# Directions for this task
Find every line in the records below that holds the word "Senza", and copy each one.

═══ Input for this task

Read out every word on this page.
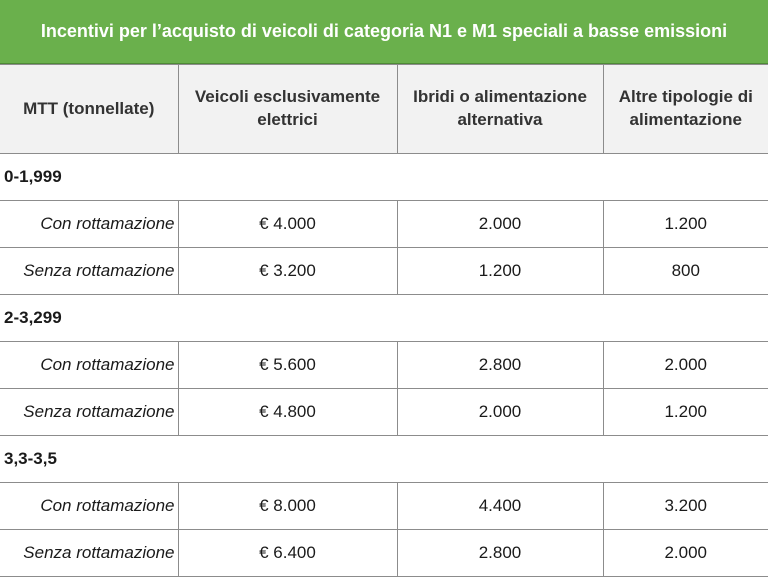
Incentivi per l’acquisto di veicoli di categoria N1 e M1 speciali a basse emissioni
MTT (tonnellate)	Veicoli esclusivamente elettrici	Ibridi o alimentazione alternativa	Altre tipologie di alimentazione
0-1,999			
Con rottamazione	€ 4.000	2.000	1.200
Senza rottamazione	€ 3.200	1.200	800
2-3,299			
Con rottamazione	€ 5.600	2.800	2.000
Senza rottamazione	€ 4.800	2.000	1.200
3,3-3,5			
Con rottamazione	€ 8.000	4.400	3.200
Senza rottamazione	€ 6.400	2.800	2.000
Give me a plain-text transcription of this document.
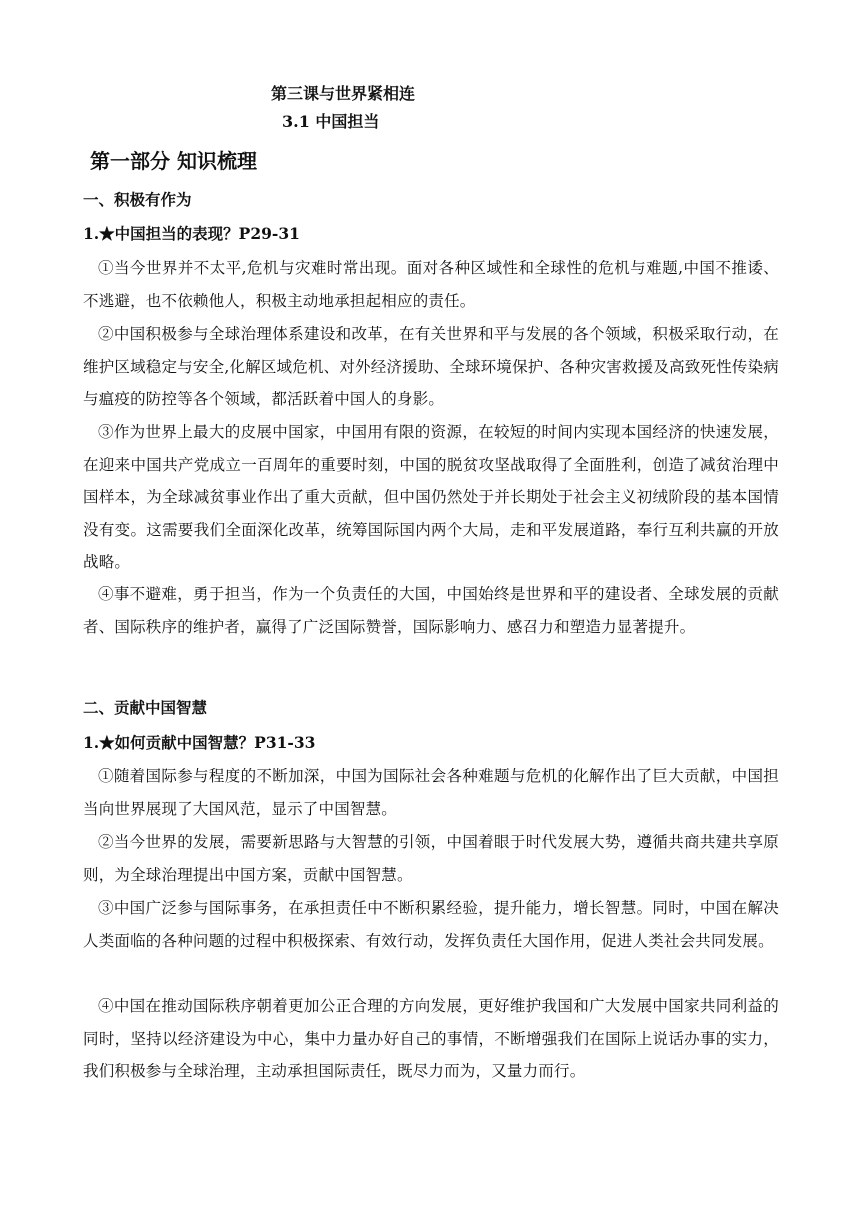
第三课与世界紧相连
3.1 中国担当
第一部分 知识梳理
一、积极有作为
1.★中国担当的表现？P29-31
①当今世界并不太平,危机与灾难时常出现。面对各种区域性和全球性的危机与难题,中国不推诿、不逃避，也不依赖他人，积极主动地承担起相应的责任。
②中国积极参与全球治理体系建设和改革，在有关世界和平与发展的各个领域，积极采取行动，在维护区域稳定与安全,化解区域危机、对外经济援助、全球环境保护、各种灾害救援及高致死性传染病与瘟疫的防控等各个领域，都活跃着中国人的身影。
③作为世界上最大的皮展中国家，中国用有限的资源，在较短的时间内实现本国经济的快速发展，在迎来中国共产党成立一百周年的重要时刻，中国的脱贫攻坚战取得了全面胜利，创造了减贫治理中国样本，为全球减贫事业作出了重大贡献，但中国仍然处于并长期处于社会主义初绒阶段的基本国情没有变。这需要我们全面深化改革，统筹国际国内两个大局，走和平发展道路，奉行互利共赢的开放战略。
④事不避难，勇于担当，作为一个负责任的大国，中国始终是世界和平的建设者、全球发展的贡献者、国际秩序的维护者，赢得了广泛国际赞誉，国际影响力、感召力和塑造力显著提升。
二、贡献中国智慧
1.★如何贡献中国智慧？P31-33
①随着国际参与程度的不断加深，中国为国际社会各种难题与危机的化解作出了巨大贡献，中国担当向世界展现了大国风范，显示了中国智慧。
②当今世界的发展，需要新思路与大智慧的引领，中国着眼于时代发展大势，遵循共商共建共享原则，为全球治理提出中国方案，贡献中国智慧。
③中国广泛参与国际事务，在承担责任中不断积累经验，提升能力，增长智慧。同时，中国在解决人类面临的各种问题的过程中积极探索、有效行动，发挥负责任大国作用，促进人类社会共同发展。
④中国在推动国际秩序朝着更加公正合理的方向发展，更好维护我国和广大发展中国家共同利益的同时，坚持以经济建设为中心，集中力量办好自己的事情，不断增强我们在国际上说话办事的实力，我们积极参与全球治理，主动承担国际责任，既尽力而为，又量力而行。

══════

# Final answer
Senza rottamazione	€ 3.200	1.200	800
Senza rottamazione	€ 4.800	2.000	1.200
Senza rottamazione	€ 6.400	2.800	2.000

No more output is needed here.